>> start DATA FOR THE TASK
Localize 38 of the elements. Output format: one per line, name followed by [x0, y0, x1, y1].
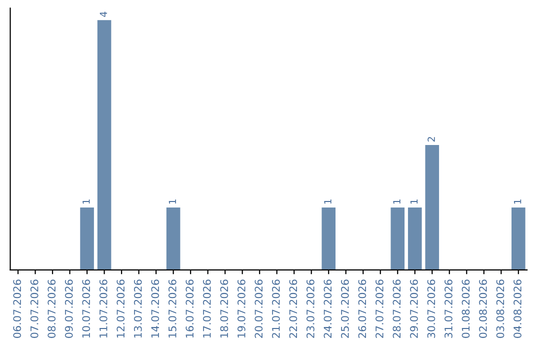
- data-label: 1: [324, 199, 332, 204]
- x-tick-label: 12.07.2026: [116, 280, 125, 338]
- x-tick-label: 10.07.2026: [82, 280, 90, 338]
- x-tick-label: 16.07.2026: [186, 280, 194, 338]
- x-tick-label: 11.07.2026: [99, 280, 108, 338]
- x-tick-label: 17.07.2026: [202, 280, 211, 338]
- x-tick-label: 24.07.2026: [324, 280, 332, 338]
- x-tick-label: 19.07.2026: [237, 280, 246, 338]
- data-label: 1: [393, 199, 400, 204]
- data-label: 1: [514, 199, 522, 204]
- x-tick-label: 15.07.2026: [168, 280, 176, 338]
- x-tick-label: 20.07.2026: [254, 280, 263, 338]
- x-tick-label: 13.07.2026: [134, 280, 142, 338]
- x-tick-label: 28.07.2026: [392, 280, 401, 338]
- data-label: 1: [168, 199, 176, 204]
- x-tick-label: 21.07.2026: [272, 280, 280, 338]
- x-tick-label: 09.07.2026: [64, 280, 73, 338]
- data-label: 2: [428, 137, 435, 142]
- x-tick-label: 31.07.2026: [444, 280, 452, 338]
- x-tick-label: 26.07.2026: [358, 280, 366, 338]
- x-tick-label: 04.08.2026: [514, 280, 522, 338]
- x-tick-label: 18.07.2026: [220, 280, 228, 338]
- x-tick-label: 25.07.2026: [341, 280, 349, 338]
- data-label: 4: [100, 12, 107, 17]
- x-tick-label: 07.07.2026: [30, 280, 38, 338]
- x-tick-label: 30.07.2026: [427, 280, 436, 338]
- x-tick-label: 27.07.2026: [376, 280, 384, 338]
- x-tick-label: 01.08.2026: [462, 280, 470, 338]
- x-tick-label: 23.07.2026: [306, 280, 314, 338]
- x-tick-label: 02.08.2026: [479, 280, 487, 338]
- x-tick-label: 29.07.2026: [410, 280, 418, 338]
- x-tick-label: 14.07.2026: [151, 280, 160, 338]
- data-label: 1: [82, 199, 90, 204]
- x-tick-label: 22.07.2026: [289, 280, 298, 338]
- x-tick-label: 08.07.2026: [48, 280, 56, 338]
- x-tick-label: 03.08.2026: [496, 280, 504, 338]
- data-label: 1: [410, 199, 418, 204]
- x-tick-label: 06.07.2026: [13, 280, 22, 338]
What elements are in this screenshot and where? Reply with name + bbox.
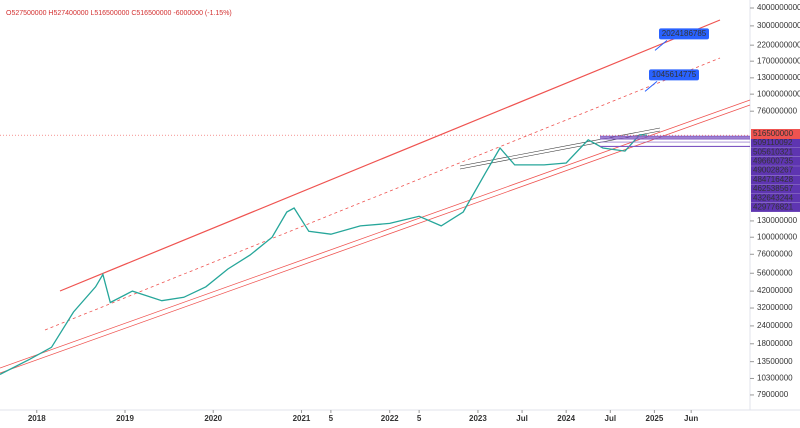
target-arrow [654,39,668,51]
ohlc-header: O527500000 H527400000 L516500000 C516500… [6,10,232,17]
y-tick-label: 2200000000 [757,40,800,49]
level-label-box [751,166,800,176]
level-label-box [751,156,800,166]
y-tick-label: 32000000 [757,303,793,312]
x-tick-label: 2019 [116,414,134,423]
level-label: 509110092 [753,138,793,147]
channel-lower [0,99,751,369]
level-label: 490028267 [753,166,794,175]
channel-mid [44,57,721,331]
level-label: 432643244 [753,193,794,202]
y-tick-label: 18000000 [757,339,793,348]
x-tick-label: Jul [605,414,617,423]
level-label: 462538567 [753,184,794,193]
x-tick-label: 5 [329,414,334,423]
channel-upper [59,19,721,292]
channel-lower [0,104,751,374]
target-box [649,69,699,81]
y-tick-label: 1700000000 [757,56,800,65]
y-tick-label: 56000000 [757,268,793,277]
x-tick-label: 2025 [646,414,664,423]
price-label-box [751,129,800,139]
y-tick-label: 42000000 [757,286,793,295]
y-tick-label: 130000000 [757,216,798,225]
y-tick-label: 13500000 [757,357,793,366]
level-label-box [751,147,800,157]
x-tick-label: 2023 [469,414,487,423]
y-tick-label: 4000000000 [757,3,800,12]
price-label: 516500000 [753,129,794,138]
level-label: 505610321 [753,147,794,156]
target-arrow [644,80,658,92]
level-label-box [751,175,800,185]
y-tick-label: 76000000 [757,249,793,258]
x-tick-label: 2021 [293,414,311,423]
x-tick-label: 2020 [204,414,222,423]
target-label: 1045614775 [652,70,697,79]
x-tick-label: 2018 [28,414,46,423]
level-label-box [751,138,800,148]
y-tick-label: 1000000000 [757,89,800,98]
level-label: 429776821 [753,203,794,212]
target-box [659,28,709,40]
y-tick-label: 760000000 [757,106,798,115]
x-tick-label: Jul [516,414,528,423]
y-tick-label: 10300000 [757,374,793,383]
price-line [0,134,648,375]
x-tick-label: 5 [417,414,422,423]
y-tick-label: 1300000000 [757,73,800,82]
x-tick-label: 2022 [381,414,399,423]
target-label: 2024186785 [662,29,707,38]
x-tick-label: 2024 [557,414,575,423]
x-tick-label: Jun [684,414,698,423]
y-tick-label: 3000000000 [757,21,800,30]
y-tick-label: 100000000 [757,232,798,241]
level-label-box [751,202,800,212]
level-label-box [751,193,800,203]
level-label: 496600735 [753,157,794,166]
level-label: 484716428 [753,175,794,184]
y-tick-label: 24000000 [757,321,793,330]
level-label-box [751,184,800,194]
y-tick-label: 7900000 [757,390,789,399]
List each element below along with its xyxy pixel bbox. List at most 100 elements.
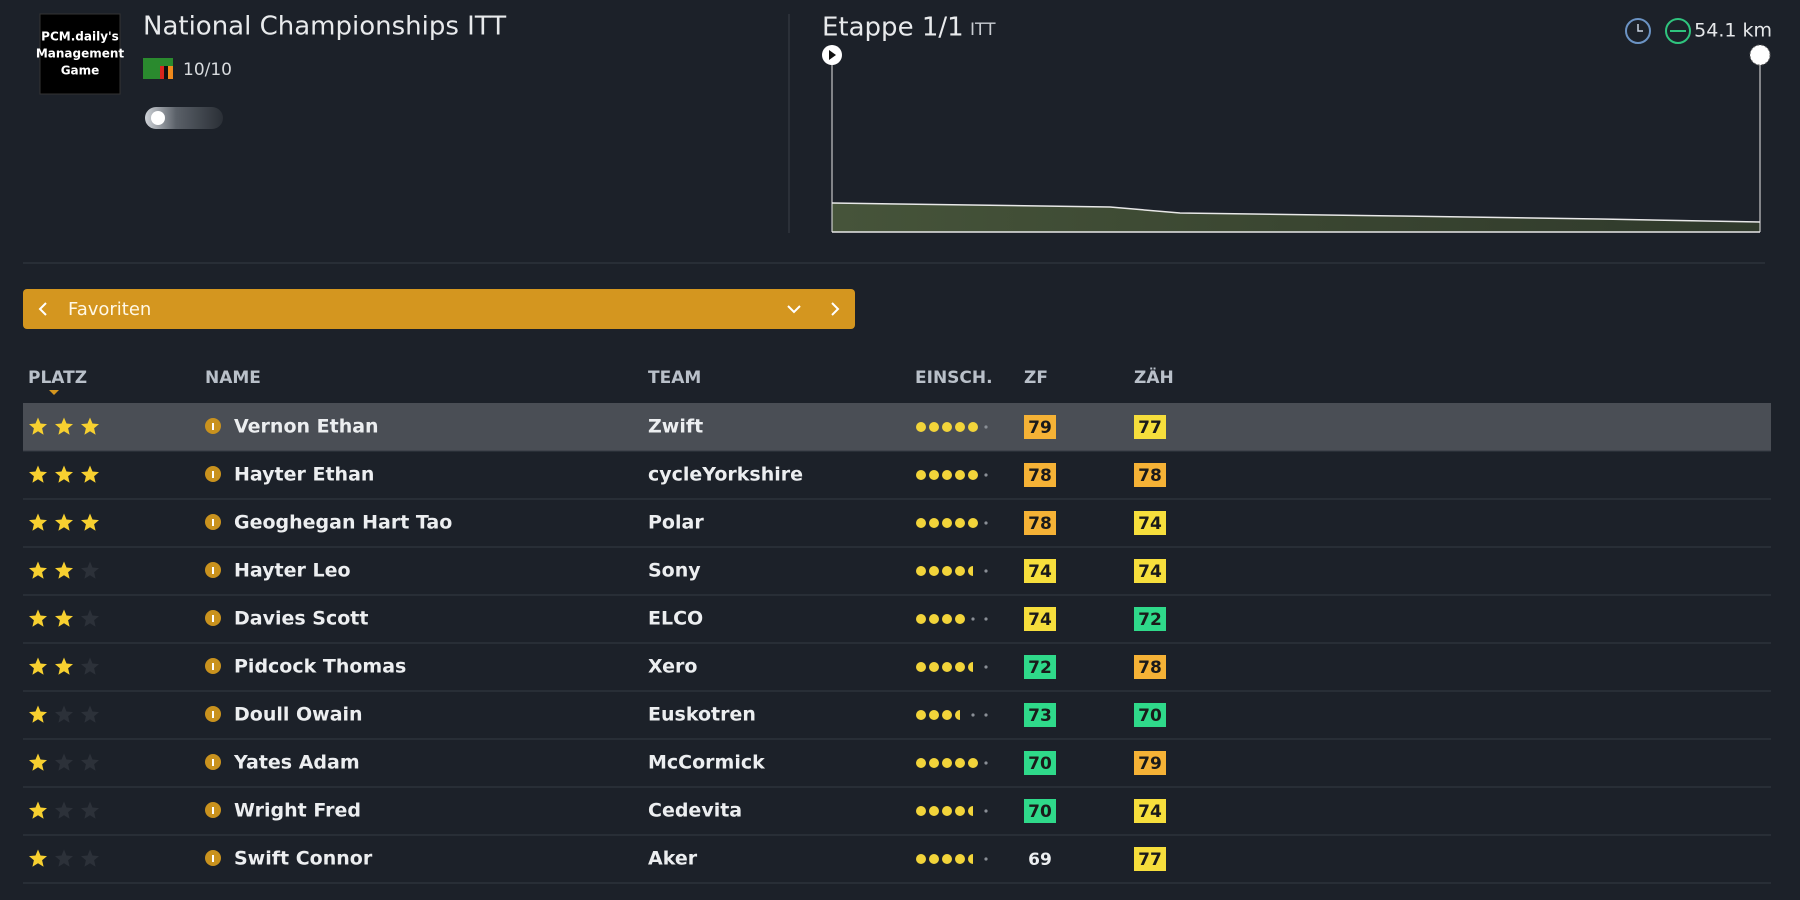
>> end DATA FOR THE TASK
## [GIVEN PROBLEM]
Turn all of the data above into a JSON list of strings, with one string for each line. Skip blank lines, and leave out the picture lines.

## [SOLUTION TO THIS TASK]
[
  "Localize 38 of the elements. Output format: one per line, name followed by [x0, y0, x1, y1].",
  "- data-label: 1: [324, 199, 332, 204]",
  "- x-tick-label: 12.07.2026: [116, 280, 125, 338]",
  "- x-tick-label: 10.07.2026: [82, 280, 90, 338]",
  "- x-tick-label: 16.07.2026: [186, 280, 194, 338]",
  "- x-tick-label: 11.07.2026: [99, 280, 108, 338]",
  "- x-tick-label: 17.07.2026: [202, 280, 211, 338]",
  "- x-tick-label: 24.07.2026: [324, 280, 332, 338]",
  "- x-tick-label: 19.07.2026: [237, 280, 246, 338]",
  "- data-label: 1: [393, 199, 400, 204]",
  "- data-label: 1: [514, 199, 522, 204]",
  "- x-tick-label: 15.07.2026: [168, 280, 176, 338]",
  "- x-tick-label: 20.07.2026: [254, 280, 263, 338]",
  "- x-tick-label: 13.07.2026: [134, 280, 142, 338]",
  "- x-tick-label: 28.07.2026: [392, 280, 401, 338]",
  "- data-label: 1: [168, 199, 176, 204]",
  "- x-tick-label: 21.07.2026: [272, 280, 280, 338]",
  "- x-tick-label: 09.07.2026: [64, 280, 73, 338]",
  "- data-label: 2: [428, 137, 435, 142]",
  "- x-tick-label: 31.07.2026: [444, 280, 452, 338]",
  "- x-tick-label: 26.07.2026: [358, 280, 366, 338]",
  "- x-tick-label: 04.08.2026: [514, 280, 522, 338]",
  "- x-tick-label: 18.07.2026: [220, 280, 228, 338]",
  "- x-tick-label: 25.07.2026: [341, 280, 349, 338]",
  "- data-label: 4: [100, 12, 107, 17]",
  "- x-tick-label: 07.07.2026: [30, 280, 38, 338]",
  "- x-tick-label: 30.07.2026: [427, 280, 436, 338]",
  "- x-tick-label: 27.07.2026: [376, 280, 384, 338]",
  "- x-tick-label: 01.08.2026: [462, 280, 470, 338]",
  "- x-tick-label: 23.07.2026: [306, 280, 314, 338]",
  "- x-tick-label: 02.08.2026: [479, 280, 487, 338]",
  "- x-tick-label: 29.07.2026: [410, 280, 418, 338]",
  "- x-tick-label: 14.07.2026: [151, 280, 160, 338]",
  "- data-label: 1: [82, 199, 90, 204]",
  "- x-tick-label: 22.07.2026: [289, 280, 298, 338]",
  "- x-tick-label: 08.07.2026: [48, 280, 56, 338]",
  "- x-tick-label: 03.08.2026: [496, 280, 504, 338]",
  "- data-label: 1: [410, 199, 418, 204]",
  "- x-tick-label: 06.07.2026: [13, 280, 22, 338]",
  "What elements are in this screenshot and where? Reply with name + bbox.",
  "target-arrow [654,39,668,51]",
  "ohlc-header: O527500000 H527400000 L516500000 C516500… [6,10,232,17]",
  "y-tick-label: 2200000000 [757,40,800,49]",
  "level-label-box [751,166,800,176]",
  "level-label-box [751,156,800,166]",
  "y-tick-label: 32000000 [757,303,793,312]",
  "x-tick-label: 2019 [116,414,134,423]",
  "level-label: 509110092 [753,138,793,147]",
  "channel-lower [0,99,751,369]",
  "level-label: 490028267 [753,166,794,175]",
  "channel-mid [44,57,721,331]",
  "level-label: 432643244 [753,193,794,202]",
  "y-tick-label: 18000000 [757,339,793,348]",
  "x-tick-label: Jul [605,414,617,423]",
  "level-label: 462538567 [753,184,794,193]",
  "x-tick-label: 5 [329,414,334,423]",
  "channel-upper [59,19,721,292]",
  "channel-lower [0,104,751,374]",
  "target-box [649,69,699,81]",
  "y-tick-label: 1700000000 [757,56,800,65]",
  "y-tick-label: 56000000 [757,268,793,277]",
  "x-tick-label: 2025 [646,414,664,423]",
  "price-label-box [751,129,800,139]",
  "y-tick-label: 42000000 [757,286,793,295]",
  "y-tick-label: 130000000 [757,216,798,225]",
  "y-tick-label: 13500000 [757,357,793,366]",
  "level-label-box [751,147,800,157]",
  "x-tick-label: 2023 [469,414,487,423]",
  "y-tick-label: 4000000000 [757,3,800,12]",
  "price-label: 516500000 [753,129,794,138]",
  "level-label: 505610321 [753,147,794,156]",
  "target-arrow [644,80,658,92]",
  "level-label-box [751,175,800,185]",
  "y-tick-label: 76000000 [757,249,793,258]",
  "x-tick-label: 2021 [293,414,311,423]",
  "x-tick-label: 2020 [204,414,222,423]",
  "target-label: 1045614775 [652,70,697,79]",
  "x-tick-label: 2018 [28,414,46,423]",
  "level-label-box [751,138,800,148]",
  "y-tick-label: 1000000000 [757,89,800,98]",
  "level-label: 429776821 [753,203,794,212]",
  "target-box [659,28,709,40]",
  "y-tick-label: 760000000 [757,106,798,115]",
  "x-tick-label: Jul [516,414,528,423]",
  "y-tick-label: 10300000 [757,374,793,383]",
  "price-line [0,134,648,375]",
  "x-tick-label: 5 [417,414,422,423]",
  "y-tick-label: 1300000000 [757,73,800,82]",
  "x-tick-label: 2022 [381,414,399,423]",
  "target-label: 2024186785 [662,29,707,38]",
  "x-tick-label: 2024 [557,414,575,423]",
  "x-tick-label: Jun [684,414,698,423]",
  "y-tick-label: 3000000000 [757,21,800,30]",
  "y-tick-label: 100000000 [757,232,798,241]",
  "level-label-box [751,202,800,212]",
  "level-label-box [751,193,800,203]",
  "level-label: 496600735 [753,157,794,166]",
  "level-label: 484716428 [753,175,794,184]",
  "y-tick-label: 24000000 [757,321,793,330]",
  "level-label-box [751,184,800,194]",
  "y-tick-label: 7900000 [757,390,789,399]",
  "List each element below along with its xyxy pixel bbox. List at most 100 elements."
]